◆ **Input data**
* START *

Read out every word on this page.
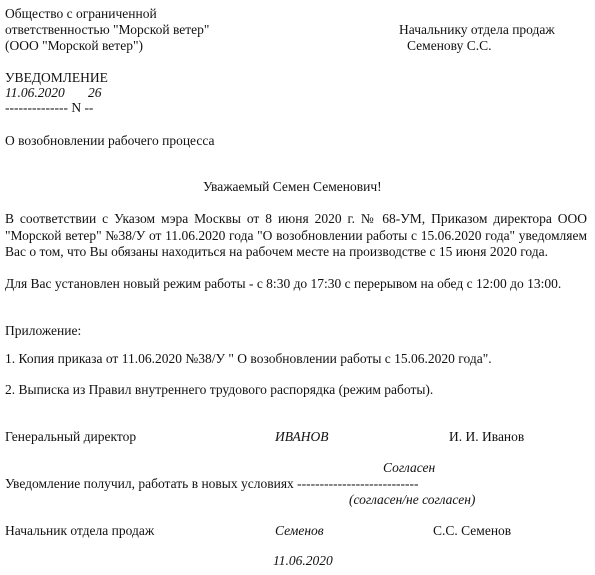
Общество с ограниченной
ответственностью "Морской ветер"
(ООО "Морской ветер")
Начальнику отдела продаж
Семенову С.С.
УВЕДОМЛЕНИЕ
11.06.2020 26
-------------- N --
О возобновлении рабочего процесса
Уважаемый Семен Семенович!
В соответствии с Указом мэра Москвы от 8 июня 2020 г. № 68-УМ, Приказом директора ООО "Морской ветер" №38/У от 11.06.2020 года "О возобновлении работы с 15.06.2020 года" уведомляем Вас о том, что Вы обязаны находиться на рабочем месте на производстве с 15 июня 2020 года.
Для Вас установлен новый режим работы - с 8:30 до 17:30 с перерывом на обед с 12:00 до 13:00.
Приложение:
1. Копия приказа от 11.06.2020 №38/У " О возобновлении работы с 15.06.2020 года".
2. Выписка из Правил внутреннего трудового распорядка (режим работы).
Генеральный директор	ИВАНОВ	И. И. Иванов
Согласен
Уведомление получил, работать в новых условиях ---------------------------
(согласен/не согласен)
Начальник отдела продаж	Семенов	С.С. Семенов
11.06.2020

* END *

◆ **The task**
Pictures don't belong in the copy. Transcribe every record exactly as it appears.

◆ **Output below**
Read out every word on this page.
Общество с ограниченной
ответственностью "Морской ветер"
(ООО "Морской ветер")
Начальнику отдела продаж
Семенову С.С.
УВЕДОМЛЕНИЕ
11.06.2020 26
-------------- N --
О возобновлении рабочего процесса
Уважаемый Семен Семенович!
В соответствии с Указом мэра Москвы от 8 июня 2020 г. № 68-УМ, Приказом директора ООО "Морской ветер" №38/У от 11.06.2020 года "О возобновлении работы с 15.06.2020 года" уведомляем Вас о том, что Вы обязаны находиться на рабочем месте на производстве с 15 июня 2020 года.
Для Вас установлен новый режим работы - с 8:30 до 17:30 с перерывом на обед с 12:00 до 13:00.
Приложение:
1. Копия приказа от 11.06.2020 №38/У " О возобновлении работы с 15.06.2020 года".
2. Выписка из Правил внутреннего трудового распорядка (режим работы).
Генеральный директор	ИВАНОВ	И. И. Иванов
Согласен
Уведомление получил, работать в новых условиях ---------------------------
(согласен/не согласен)
Начальник отдела продаж	Семенов	С.С. Семенов
11.06.2020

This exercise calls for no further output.